[Task prompt]
Repeat each record below exactly as given.
[BEGIN Given information]
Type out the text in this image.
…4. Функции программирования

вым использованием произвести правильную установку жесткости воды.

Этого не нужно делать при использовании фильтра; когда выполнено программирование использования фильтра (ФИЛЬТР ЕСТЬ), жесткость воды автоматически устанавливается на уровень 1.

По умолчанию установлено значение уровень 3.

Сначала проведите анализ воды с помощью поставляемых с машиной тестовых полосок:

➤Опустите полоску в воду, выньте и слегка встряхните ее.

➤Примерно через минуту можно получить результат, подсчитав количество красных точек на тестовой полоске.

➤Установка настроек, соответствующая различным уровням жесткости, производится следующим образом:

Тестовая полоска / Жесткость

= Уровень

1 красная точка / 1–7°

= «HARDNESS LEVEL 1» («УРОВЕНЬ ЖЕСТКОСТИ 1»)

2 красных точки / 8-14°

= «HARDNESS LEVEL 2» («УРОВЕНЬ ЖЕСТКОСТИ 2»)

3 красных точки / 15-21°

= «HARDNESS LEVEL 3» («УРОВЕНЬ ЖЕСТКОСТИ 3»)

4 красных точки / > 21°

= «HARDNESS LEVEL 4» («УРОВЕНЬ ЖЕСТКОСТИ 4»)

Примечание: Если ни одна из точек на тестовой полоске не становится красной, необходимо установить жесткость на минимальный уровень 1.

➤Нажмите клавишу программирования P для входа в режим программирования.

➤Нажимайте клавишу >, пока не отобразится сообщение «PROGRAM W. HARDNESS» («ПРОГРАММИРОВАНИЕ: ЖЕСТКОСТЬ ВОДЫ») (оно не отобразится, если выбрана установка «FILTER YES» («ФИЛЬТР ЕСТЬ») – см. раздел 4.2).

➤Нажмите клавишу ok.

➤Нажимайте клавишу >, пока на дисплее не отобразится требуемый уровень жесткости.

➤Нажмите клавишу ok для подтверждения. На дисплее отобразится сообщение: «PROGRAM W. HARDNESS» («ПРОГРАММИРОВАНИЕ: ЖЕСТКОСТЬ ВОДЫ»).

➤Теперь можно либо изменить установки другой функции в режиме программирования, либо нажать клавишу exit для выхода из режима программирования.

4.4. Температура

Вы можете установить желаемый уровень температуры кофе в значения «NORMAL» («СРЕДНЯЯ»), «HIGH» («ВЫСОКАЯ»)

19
[END Given information]
[Solution for this exercise]
Type out the text in this image.
…4. Функции программирования

вым использованием произвести правильную установку жесткости воды.

Этого не нужно делать при использовании фильтра; когда выполнено программирование использования фильтра (ФИЛЬТР ЕСТЬ), жесткость воды автоматически устанавливается на уровень 1.

По умолчанию установлено значение уровень 3.

Сначала проведите анализ воды с помощью поставляемых с машиной тестовых полосок:

➤Опустите полоску в воду, выньте и слегка встряхните ее.

➤Примерно через минуту можно получить результат, подсчитав количество красных точек на тестовой полоске.

➤Установка настроек, соответствующая различным уровням жесткости, производится следующим образом:

Тестовая полоска / Жесткость

= Уровень

1 красная точка / 1–7°

= «HARDNESS LEVEL 1» («УРОВЕНЬ ЖЕСТКОСТИ 1»)

2 красных точки / 8-14°

= «HARDNESS LEVEL 2» («УРОВЕНЬ ЖЕСТКОСТИ 2»)

3 красных точки / 15-21°

= «HARDNESS LEVEL 3» («УРОВЕНЬ ЖЕСТКОСТИ 3»)

4 красных точки / > 21°

= «HARDNESS LEVEL 4» («УРОВЕНЬ ЖЕСТКОСТИ 4»)

Примечание: Если ни одна из точек на тестовой полоске не становится красной, необходимо установить жесткость на минимальный уровень 1.

➤Нажмите клавишу программирования P для входа в режим программирования.

➤Нажимайте клавишу >, пока не отобразится сообщение «PROGRAM W. HARDNESS» («ПРОГРАММИРОВАНИЕ: ЖЕСТКОСТЬ ВОДЫ») (оно не отобразится, если выбрана установка «FILTER YES» («ФИЛЬТР ЕСТЬ») – см. раздел 4.2).

➤Нажмите клавишу ok.

➤Нажимайте клавишу >, пока на дисплее не отобразится требуемый уровень жесткости.

➤Нажмите клавишу ok для подтверждения. На дисплее отобразится сообщение: «PROGRAM W. HARDNESS» («ПРОГРАММИРОВАНИЕ: ЖЕСТКОСТЬ ВОДЫ»).

➤Теперь можно либо изменить установки другой функции в режиме программирования, либо нажать клавишу exit для выхода из режима программирования.

4.4. Температура

Вы можете установить желаемый уровень температуры кофе в значения «NORMAL» («СРЕДНЯЯ»), «HIGH» («ВЫСОКАЯ»)

19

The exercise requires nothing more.